What the task requires - Can you pull out each line of the data below that includes the word "Enfermedades"?

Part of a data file

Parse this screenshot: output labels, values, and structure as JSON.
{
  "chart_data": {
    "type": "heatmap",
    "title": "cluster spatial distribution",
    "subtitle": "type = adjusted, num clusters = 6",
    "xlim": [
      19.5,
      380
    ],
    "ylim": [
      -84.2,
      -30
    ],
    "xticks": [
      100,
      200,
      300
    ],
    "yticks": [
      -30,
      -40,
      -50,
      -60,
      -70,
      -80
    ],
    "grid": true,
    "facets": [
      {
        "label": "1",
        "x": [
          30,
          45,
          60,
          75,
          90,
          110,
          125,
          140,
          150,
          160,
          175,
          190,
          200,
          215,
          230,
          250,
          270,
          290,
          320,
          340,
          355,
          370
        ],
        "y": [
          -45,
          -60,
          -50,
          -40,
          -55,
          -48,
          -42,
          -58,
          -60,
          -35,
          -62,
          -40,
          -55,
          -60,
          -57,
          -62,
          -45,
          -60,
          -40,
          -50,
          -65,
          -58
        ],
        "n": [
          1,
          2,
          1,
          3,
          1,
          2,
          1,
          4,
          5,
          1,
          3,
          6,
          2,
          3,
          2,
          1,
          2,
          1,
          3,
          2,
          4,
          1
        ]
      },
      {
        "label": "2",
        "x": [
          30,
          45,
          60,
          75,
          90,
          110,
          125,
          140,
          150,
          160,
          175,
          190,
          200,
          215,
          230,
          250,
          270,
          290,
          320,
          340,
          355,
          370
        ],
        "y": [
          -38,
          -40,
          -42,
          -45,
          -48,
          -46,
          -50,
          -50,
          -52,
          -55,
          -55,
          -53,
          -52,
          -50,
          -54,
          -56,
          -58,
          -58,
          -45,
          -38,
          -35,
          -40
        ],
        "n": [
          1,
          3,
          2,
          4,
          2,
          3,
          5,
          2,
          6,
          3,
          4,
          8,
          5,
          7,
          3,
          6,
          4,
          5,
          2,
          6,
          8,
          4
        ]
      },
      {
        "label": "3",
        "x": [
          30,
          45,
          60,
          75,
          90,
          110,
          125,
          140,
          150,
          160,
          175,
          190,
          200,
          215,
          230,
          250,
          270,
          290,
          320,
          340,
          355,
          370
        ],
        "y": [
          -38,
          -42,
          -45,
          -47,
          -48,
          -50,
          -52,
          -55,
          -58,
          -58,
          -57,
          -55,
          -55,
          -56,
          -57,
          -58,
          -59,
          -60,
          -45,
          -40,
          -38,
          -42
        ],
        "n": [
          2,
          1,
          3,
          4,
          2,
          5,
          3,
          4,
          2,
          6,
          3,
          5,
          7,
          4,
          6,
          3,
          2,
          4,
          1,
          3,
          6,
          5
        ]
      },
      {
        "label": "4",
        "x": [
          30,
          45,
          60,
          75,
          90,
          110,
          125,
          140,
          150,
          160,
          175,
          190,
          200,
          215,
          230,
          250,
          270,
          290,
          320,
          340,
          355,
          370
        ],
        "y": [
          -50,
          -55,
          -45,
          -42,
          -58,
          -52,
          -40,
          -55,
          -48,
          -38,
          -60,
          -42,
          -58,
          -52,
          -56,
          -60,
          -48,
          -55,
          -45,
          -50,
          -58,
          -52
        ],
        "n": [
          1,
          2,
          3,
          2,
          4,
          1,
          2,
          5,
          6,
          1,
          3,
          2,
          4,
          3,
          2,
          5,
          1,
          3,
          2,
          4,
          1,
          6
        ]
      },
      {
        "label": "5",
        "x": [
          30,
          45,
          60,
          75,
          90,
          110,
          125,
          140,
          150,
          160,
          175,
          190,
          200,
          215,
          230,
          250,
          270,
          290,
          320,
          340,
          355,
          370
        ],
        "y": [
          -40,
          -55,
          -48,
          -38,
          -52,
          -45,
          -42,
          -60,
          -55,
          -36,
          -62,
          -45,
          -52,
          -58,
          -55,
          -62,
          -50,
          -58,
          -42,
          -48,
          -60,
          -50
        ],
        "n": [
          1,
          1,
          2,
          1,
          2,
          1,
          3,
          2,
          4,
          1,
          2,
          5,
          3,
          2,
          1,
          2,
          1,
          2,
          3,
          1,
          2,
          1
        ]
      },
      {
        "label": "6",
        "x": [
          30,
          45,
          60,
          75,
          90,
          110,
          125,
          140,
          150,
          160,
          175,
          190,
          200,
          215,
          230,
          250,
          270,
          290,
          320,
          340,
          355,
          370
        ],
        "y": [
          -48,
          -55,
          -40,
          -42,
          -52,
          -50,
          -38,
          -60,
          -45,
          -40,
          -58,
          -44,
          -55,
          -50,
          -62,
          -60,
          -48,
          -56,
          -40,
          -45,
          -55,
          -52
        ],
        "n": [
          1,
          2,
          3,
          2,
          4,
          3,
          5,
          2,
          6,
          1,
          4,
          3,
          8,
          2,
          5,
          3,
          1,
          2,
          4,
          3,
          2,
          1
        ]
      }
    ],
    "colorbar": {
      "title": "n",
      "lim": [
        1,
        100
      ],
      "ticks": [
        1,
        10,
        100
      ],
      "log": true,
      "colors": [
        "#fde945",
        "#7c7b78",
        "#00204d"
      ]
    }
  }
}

...

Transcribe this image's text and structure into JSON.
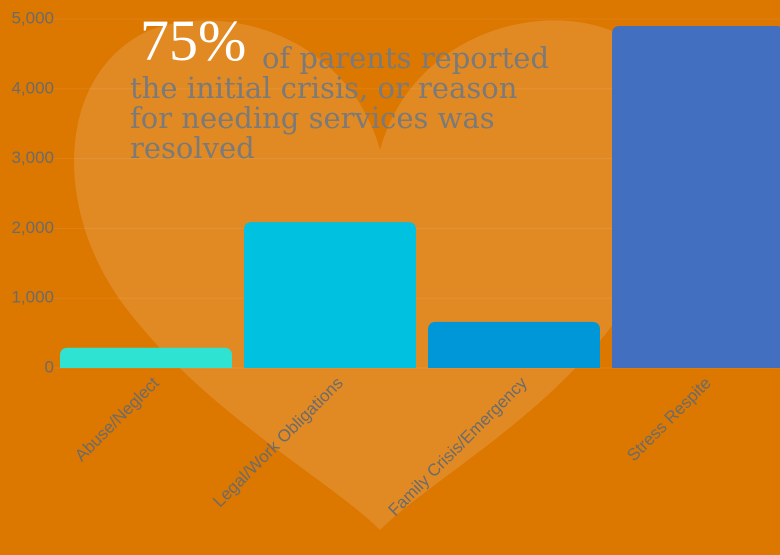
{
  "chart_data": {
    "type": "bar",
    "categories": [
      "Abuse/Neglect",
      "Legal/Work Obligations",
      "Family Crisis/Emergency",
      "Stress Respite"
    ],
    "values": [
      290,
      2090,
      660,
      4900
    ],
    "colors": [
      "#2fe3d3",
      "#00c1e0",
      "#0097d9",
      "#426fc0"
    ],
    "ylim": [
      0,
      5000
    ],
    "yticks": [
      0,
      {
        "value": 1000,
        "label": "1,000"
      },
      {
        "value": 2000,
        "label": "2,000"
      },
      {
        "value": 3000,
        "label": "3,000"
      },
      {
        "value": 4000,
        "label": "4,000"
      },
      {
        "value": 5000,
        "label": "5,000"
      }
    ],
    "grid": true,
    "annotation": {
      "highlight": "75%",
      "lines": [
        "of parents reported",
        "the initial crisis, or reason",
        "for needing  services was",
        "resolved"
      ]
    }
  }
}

...

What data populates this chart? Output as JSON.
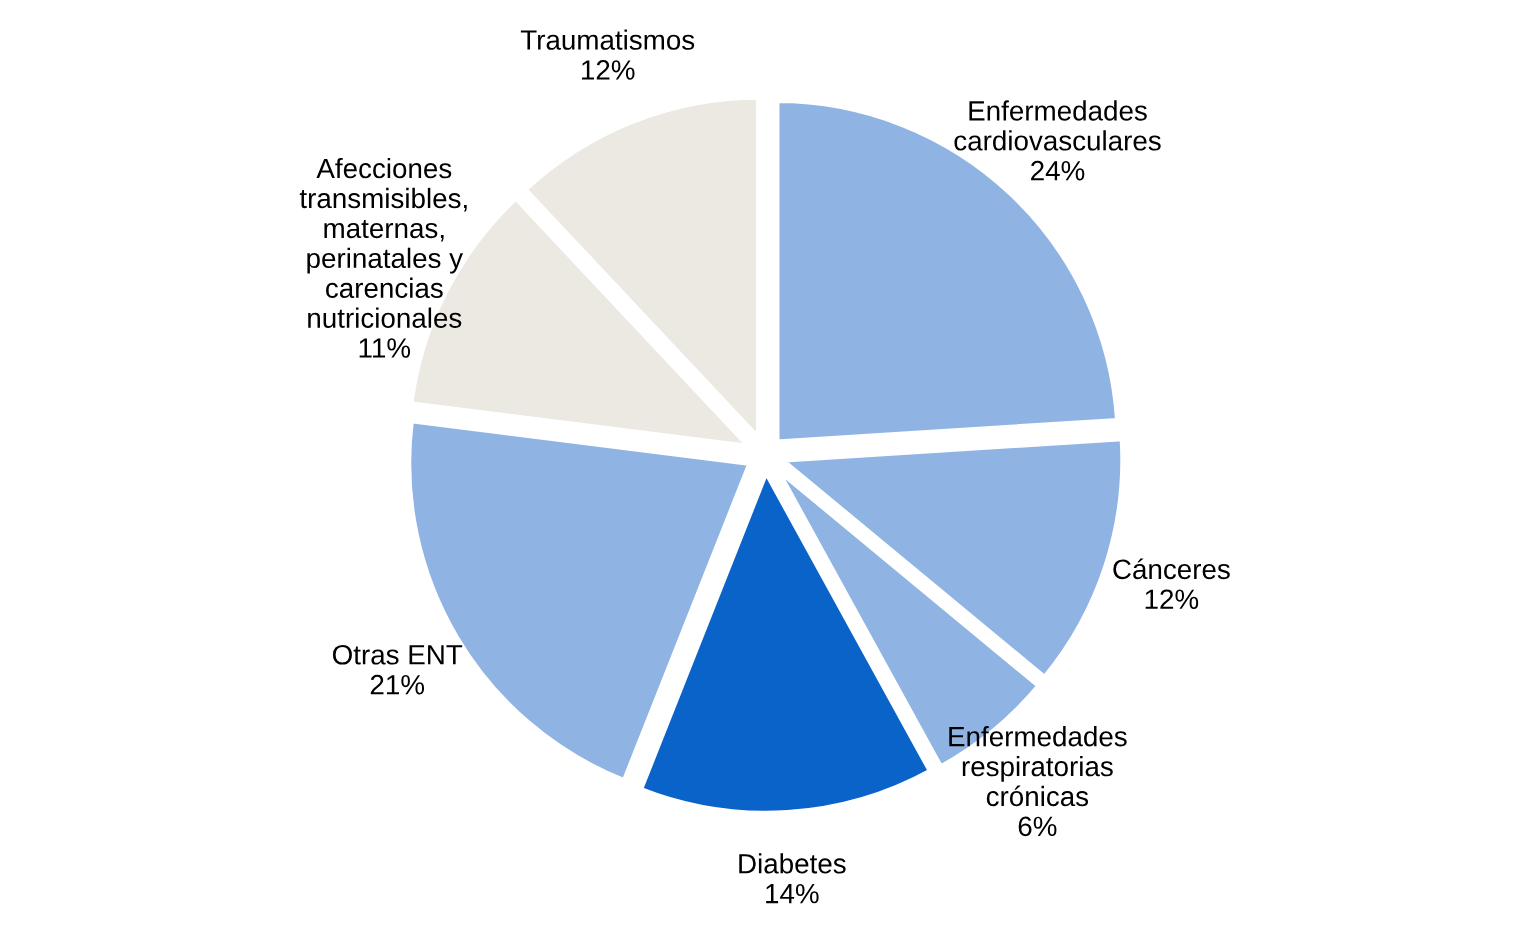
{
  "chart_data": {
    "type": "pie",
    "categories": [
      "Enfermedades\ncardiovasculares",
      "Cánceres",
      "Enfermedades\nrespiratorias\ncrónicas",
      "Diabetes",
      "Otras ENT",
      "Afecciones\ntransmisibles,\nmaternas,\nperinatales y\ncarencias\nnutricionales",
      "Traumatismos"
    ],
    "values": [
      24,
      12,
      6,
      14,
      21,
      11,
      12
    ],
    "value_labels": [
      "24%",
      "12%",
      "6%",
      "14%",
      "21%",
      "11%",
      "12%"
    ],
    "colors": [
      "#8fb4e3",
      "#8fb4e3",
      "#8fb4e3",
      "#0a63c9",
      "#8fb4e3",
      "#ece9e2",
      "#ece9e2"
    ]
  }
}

Result of this exercise -
      "Enfermedades\ncardiovasculares",
      "Enfermedades\nrespiratorias\ncrónicas",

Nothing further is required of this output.